**Exercise requirements:** Reproduce the book review below word for word, from "Damon is a hothead." to "defendant's.".

Arch Gold is the narrator and public defender in Robert Heilbrun's
debut novel, OFFER OF PROOF. He is a straight talking, hardworking
lawyer who understands the system and has enough experience to know
that a trial is a game. He knows all too well that the high-minded
notions of Truth, Justice, and Innocent Until Proven Guilty often
get lost in the process: "Fewer than three percent of felonies in
New York City got to trial. The system is geared toward guilty
pleas, which is understandable since most defendants are in fact
guilty. Only if a defendant decided to push the case to the limit
did he really find out its merits, long after he'd turned down
whatever [plea] offer the People [made] … less in the
interest of justice than in the interest of doing less work and
moving things along as quickly as possible."

With this as his theme, Heilbrun tells a riveting and cautionary
tale about the arrest and prosecution of young Damon Tucker, an
African American man who is charged with the murder of a white
woman. Circumstances and deep prejudices that cement stereotypes of
young black men are not absent in the "justice system" and Damon is
smart enough to know that he could be convicted of murder. When he
pleads with Arch to check out the victim the PD says, "Honestly,
Damon, I think it's more likely to be a mugging gone bad by someone
other than you, than some kind of hit." Damon explodes in rage, his
life is on the line and he has seen too many of his peers
railroaded. Arch tells his terrified client that speculation cannot
be presented as a defense and their problem is that they simply
don't have enough proof.

Damon is a hothead. He has a temper and makes no attempt to hide
his rage against the world. He is also a devoted son, a college
student and works part-time in a video store. He is a complex
individual, a city kid, a product of the street violence endemic to
New York's inner city and yet a charmer in his own way … a
character you love one minute and hate the next. He is lucky that
Arch picked up his case, because Arch sees how screwy a
circumstantial case can get when the details are retold in a way
that meets someone else's agenda --- certainly not the
defendant's.

**Stored records:**
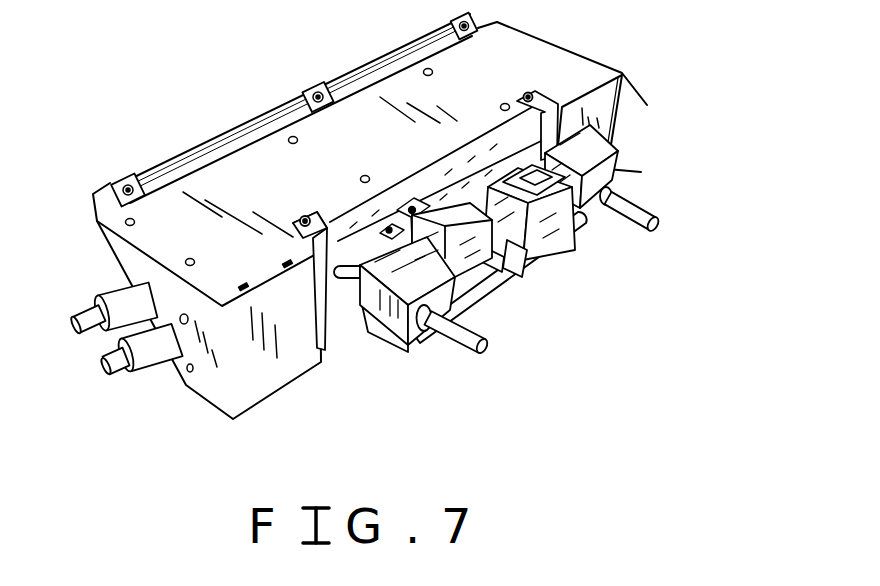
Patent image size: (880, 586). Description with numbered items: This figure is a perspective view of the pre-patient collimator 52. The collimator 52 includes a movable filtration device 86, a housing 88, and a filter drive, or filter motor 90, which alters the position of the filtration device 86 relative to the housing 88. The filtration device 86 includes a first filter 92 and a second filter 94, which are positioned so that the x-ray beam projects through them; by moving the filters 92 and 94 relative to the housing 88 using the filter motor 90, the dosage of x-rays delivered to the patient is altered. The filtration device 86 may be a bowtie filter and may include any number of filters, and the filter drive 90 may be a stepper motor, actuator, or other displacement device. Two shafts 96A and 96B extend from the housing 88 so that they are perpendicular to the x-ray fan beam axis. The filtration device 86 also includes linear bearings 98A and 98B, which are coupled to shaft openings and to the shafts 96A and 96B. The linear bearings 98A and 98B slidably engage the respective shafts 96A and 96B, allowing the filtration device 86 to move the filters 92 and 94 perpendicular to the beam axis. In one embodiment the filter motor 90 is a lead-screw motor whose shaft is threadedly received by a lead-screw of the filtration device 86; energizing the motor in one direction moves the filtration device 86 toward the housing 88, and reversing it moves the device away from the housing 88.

The pre-patient collimator 52 is at (208, 95).
The movable filtration device 86 is at (555, 277).
The housing 88 is at (620, 106).
The filter motor 90 is at (515, 267).
The first filter 92 is at (517, 267).
The second filter 94 is at (525, 265).
The shaft 96A is at (486, 356).
The shaft 96B is at (653, 213).
The linear bearing 98A is at (398, 313).
The linear bearing 98B is at (615, 178).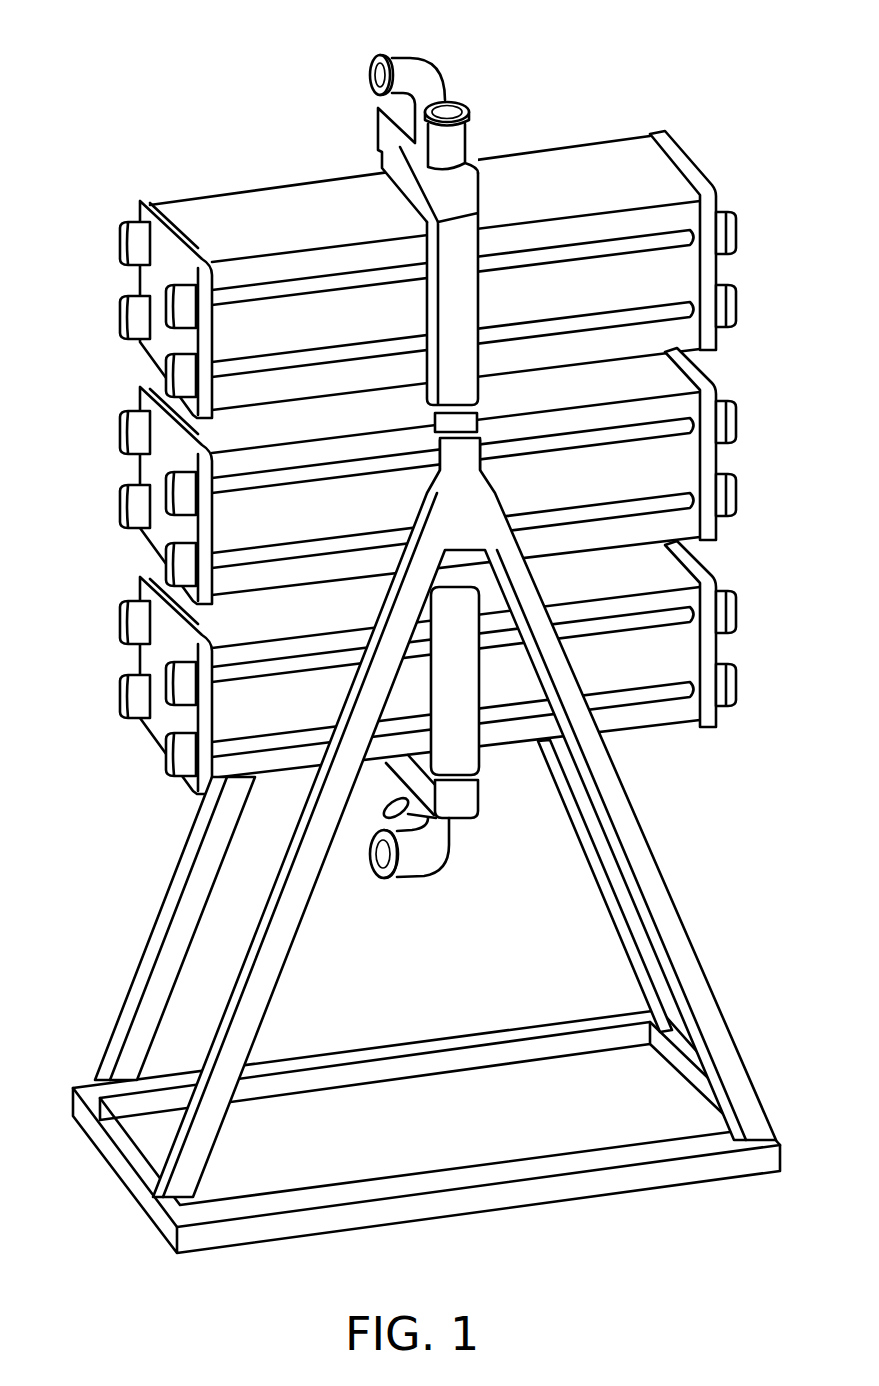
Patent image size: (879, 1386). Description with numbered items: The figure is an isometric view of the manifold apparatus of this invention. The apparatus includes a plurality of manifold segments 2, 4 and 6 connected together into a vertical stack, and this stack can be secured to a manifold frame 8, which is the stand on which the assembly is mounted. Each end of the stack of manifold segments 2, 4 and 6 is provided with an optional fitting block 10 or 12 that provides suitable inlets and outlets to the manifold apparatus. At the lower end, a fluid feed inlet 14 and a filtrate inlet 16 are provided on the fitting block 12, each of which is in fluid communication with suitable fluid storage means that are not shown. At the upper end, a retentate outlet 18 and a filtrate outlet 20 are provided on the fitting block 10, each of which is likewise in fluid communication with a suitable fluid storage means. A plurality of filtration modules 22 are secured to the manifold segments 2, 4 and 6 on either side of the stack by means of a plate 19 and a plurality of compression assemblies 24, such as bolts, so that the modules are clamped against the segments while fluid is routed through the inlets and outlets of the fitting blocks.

The manifold segment 2 is at (465, 236).
The manifold segment 4 is at (466, 416).
The manifold segment 6 is at (462, 688).
The manifold frame 8 is at (660, 891).
The fitting block 10 is at (378, 122).
The fitting block 12 is at (478, 820).
The fluid feed inlet 14 is at (390, 816).
The filtrate inlet 16 is at (410, 880).
The retentate outlet 18 is at (463, 103).
The plate 19 is at (150, 199).
The filtrate outlet 20 is at (430, 62).
The filtration module 22 is at (243, 323).
The compression assembly 24 is at (120, 232).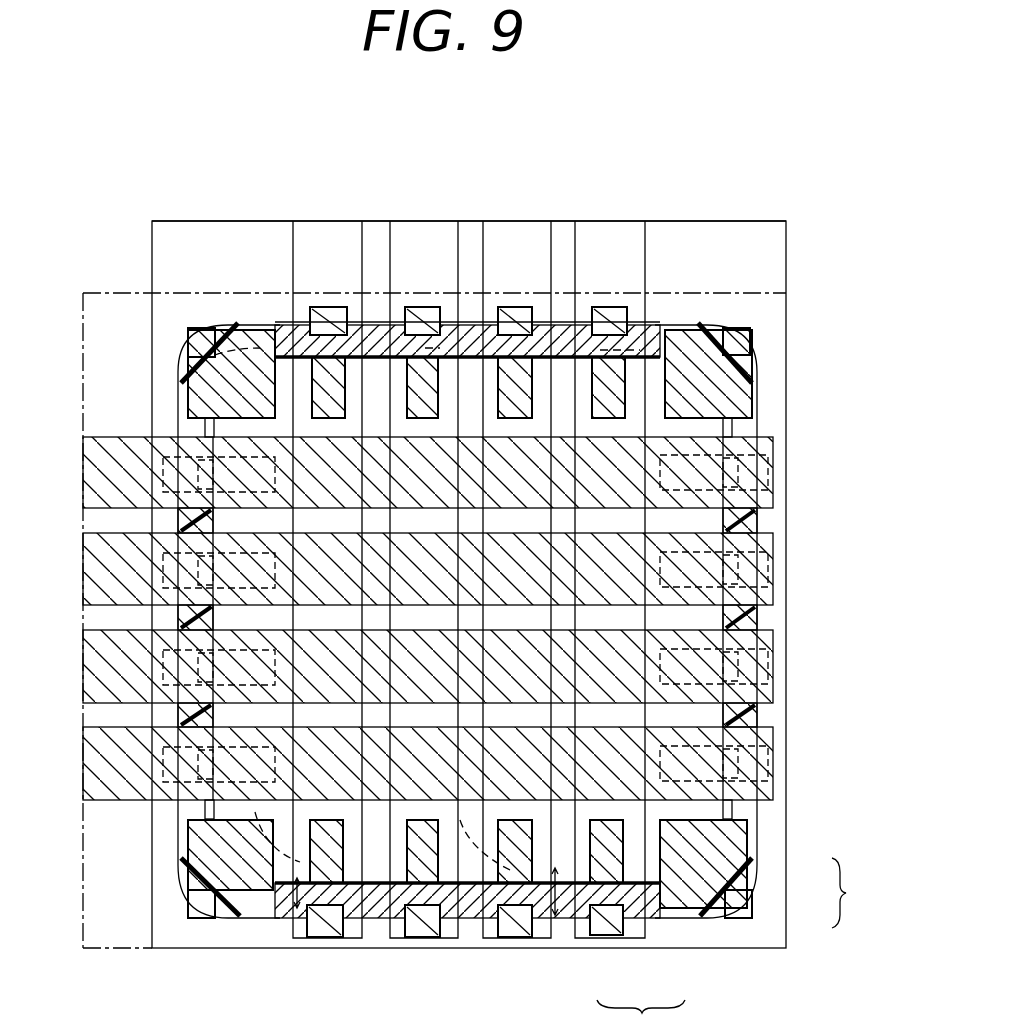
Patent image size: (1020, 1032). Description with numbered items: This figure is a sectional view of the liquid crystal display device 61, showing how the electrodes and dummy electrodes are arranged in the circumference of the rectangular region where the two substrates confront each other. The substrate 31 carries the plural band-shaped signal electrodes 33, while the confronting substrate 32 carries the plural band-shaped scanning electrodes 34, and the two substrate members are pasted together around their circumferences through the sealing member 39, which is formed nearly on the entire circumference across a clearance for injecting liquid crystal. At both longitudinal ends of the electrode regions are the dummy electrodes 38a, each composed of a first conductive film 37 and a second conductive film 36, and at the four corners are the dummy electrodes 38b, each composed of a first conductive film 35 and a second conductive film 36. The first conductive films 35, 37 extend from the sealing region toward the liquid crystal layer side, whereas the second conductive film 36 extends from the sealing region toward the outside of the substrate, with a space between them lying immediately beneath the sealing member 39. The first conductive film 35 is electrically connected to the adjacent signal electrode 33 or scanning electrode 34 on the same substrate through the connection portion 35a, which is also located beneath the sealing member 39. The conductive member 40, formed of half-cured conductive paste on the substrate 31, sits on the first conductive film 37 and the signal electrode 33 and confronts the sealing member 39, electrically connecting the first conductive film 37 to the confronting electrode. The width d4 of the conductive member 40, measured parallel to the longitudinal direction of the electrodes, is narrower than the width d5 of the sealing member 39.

The substrate 31 is at (108, 312).
The substrate 32 is at (217, 236).
The signal electrodes 33 is at (85, 498).
The scanning electrodes 34 is at (605, 222).
The first conductive film 35 is at (186, 372).
The connection portion 35a is at (183, 432).
The second conductive film 36 is at (200, 328).
The first conductive film 37 is at (327, 400).
The dummy electrode 38a is at (641, 1016).
The dummy electrode 38b is at (869, 893).
The sealing member 39 is at (632, 322).
The conductive member 40 is at (432, 350).
The liquid crystal display device 61 is at (725, 143).
The width of the conductive member d4 is at (285, 905).
The width of the sealing member d5 is at (548, 915).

**Output of the exercise:**
Damon is a hothead. He has a temper and makes no attempt to hide
his rage against the world. He is also a devoted son, a college
student and works part-time in a video store. He is a complex
individual, a city kid, a product of the street violence endemic to
New York's inner city and yet a charmer in his own way … a
character you love one minute and hate the next. He is lucky that
Arch picked up his case, because Arch sees how screwy a
circumstantial case can get when the details are retold in a way
that meets someone else's agenda --- certainly not the
defendant's.